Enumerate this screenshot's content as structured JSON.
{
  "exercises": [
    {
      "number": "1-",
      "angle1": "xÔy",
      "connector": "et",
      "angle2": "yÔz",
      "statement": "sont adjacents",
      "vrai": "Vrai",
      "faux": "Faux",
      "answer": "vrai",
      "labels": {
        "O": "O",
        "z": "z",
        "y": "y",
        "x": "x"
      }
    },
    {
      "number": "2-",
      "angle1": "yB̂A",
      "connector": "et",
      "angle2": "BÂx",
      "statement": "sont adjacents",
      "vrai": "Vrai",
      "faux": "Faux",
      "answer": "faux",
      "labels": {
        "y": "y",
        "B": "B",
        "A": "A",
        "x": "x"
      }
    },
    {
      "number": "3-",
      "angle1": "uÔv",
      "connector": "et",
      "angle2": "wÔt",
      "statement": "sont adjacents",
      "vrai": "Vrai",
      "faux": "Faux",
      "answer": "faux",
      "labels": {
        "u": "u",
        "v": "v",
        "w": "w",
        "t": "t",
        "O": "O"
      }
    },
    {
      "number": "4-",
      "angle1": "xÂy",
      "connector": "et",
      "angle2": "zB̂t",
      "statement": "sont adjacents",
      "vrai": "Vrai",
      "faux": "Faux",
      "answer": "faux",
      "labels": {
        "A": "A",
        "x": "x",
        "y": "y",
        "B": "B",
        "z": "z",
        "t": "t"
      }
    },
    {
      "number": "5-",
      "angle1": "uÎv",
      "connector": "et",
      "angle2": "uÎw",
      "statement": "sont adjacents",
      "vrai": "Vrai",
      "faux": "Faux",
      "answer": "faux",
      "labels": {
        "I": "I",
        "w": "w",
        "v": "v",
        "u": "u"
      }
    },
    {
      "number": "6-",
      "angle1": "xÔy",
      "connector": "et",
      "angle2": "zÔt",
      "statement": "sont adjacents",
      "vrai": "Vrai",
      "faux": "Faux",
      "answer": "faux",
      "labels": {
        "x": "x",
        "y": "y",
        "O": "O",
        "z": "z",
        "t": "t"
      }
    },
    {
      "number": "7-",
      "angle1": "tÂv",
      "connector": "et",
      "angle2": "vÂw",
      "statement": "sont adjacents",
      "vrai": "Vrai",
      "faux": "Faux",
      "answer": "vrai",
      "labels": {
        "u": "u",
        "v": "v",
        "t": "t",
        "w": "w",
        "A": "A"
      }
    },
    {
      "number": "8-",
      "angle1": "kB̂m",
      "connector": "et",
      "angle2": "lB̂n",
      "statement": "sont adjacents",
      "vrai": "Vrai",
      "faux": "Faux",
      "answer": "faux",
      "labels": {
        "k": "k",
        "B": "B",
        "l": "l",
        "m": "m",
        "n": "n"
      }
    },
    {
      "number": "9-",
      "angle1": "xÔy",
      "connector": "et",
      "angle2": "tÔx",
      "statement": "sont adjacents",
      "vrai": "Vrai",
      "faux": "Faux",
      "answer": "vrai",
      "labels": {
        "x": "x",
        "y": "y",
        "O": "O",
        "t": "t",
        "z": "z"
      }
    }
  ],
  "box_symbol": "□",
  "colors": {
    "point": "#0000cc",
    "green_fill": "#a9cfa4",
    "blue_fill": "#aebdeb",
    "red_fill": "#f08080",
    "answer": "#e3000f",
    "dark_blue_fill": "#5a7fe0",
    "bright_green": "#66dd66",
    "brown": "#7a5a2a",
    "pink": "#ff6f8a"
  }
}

──────────────────────────────

* _Problem_:
Where a line of the entries contains the word "number", copy that line.

* _Solution for this exercise_:
      "number": "1-",
      "number": "2-",
      "number": "3-",
      "number": "4-",
      "number": "5-",
      "number": "6-",
      "number": "7-",
      "number": "8-",
      "number": "9-",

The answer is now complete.